--- begin Items ---

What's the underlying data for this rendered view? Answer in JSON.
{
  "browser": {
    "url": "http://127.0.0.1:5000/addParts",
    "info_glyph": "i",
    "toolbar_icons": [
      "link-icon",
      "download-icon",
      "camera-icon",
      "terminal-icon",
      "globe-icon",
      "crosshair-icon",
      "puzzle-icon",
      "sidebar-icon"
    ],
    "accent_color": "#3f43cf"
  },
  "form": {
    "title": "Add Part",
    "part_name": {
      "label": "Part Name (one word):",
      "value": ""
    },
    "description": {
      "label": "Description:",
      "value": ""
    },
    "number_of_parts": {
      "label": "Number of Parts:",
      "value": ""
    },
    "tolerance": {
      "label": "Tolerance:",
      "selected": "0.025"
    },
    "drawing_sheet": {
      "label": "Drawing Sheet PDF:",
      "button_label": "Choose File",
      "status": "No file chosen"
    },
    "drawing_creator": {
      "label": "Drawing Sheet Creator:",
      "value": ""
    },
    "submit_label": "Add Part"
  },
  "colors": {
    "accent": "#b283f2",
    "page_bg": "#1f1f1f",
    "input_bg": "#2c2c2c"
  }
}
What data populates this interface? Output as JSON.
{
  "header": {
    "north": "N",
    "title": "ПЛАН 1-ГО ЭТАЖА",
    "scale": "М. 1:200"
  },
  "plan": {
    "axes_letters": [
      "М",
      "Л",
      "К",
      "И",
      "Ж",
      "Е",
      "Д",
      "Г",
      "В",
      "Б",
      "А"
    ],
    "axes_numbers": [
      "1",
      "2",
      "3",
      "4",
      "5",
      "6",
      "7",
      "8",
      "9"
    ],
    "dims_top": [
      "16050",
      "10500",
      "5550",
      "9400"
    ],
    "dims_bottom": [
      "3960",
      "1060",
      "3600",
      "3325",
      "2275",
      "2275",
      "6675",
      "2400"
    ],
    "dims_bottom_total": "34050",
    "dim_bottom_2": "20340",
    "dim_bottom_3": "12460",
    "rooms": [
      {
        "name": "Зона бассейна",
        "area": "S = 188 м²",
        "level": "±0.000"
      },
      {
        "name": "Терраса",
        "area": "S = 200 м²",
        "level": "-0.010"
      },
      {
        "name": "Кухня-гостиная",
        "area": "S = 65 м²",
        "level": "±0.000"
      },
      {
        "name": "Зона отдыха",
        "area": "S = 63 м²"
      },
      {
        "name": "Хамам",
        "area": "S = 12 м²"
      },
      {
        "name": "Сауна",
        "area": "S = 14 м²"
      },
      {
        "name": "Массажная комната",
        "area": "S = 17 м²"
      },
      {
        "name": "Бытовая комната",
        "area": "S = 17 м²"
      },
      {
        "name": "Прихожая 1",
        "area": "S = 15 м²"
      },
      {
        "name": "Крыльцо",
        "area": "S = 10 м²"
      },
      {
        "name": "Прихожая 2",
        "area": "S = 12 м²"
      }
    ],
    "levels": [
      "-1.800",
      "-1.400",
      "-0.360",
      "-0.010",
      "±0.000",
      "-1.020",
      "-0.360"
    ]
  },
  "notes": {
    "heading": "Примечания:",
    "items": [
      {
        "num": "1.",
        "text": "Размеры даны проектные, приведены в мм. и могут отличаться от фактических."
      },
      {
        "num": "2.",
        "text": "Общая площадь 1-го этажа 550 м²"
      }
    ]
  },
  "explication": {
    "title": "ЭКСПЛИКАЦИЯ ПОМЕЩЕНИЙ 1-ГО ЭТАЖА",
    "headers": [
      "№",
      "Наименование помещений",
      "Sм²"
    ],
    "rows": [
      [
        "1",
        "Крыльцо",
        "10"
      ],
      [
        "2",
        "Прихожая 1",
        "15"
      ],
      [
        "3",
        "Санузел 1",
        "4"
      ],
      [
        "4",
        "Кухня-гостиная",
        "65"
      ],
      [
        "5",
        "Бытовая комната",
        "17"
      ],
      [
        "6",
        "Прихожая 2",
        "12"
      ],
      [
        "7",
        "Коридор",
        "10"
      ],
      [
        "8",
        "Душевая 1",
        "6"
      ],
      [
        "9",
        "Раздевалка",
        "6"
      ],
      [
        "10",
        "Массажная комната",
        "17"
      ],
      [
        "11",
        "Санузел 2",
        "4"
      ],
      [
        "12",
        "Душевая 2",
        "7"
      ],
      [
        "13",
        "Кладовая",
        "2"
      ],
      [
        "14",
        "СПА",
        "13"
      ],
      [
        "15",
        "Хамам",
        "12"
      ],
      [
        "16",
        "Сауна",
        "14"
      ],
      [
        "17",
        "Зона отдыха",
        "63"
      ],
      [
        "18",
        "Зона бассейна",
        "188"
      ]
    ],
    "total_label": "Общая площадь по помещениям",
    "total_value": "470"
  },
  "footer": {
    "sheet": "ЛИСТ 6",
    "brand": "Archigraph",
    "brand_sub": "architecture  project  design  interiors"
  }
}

--- end Items ---

▶ [Requirement]: Read the data above and pull out each line that holds the string "Зона".

▶ [Result for this exercise]:
        "name": "Зона бассейна",
        "name": "Зона отдыха",
        "Зона отдыха",
        "Зона бассейна",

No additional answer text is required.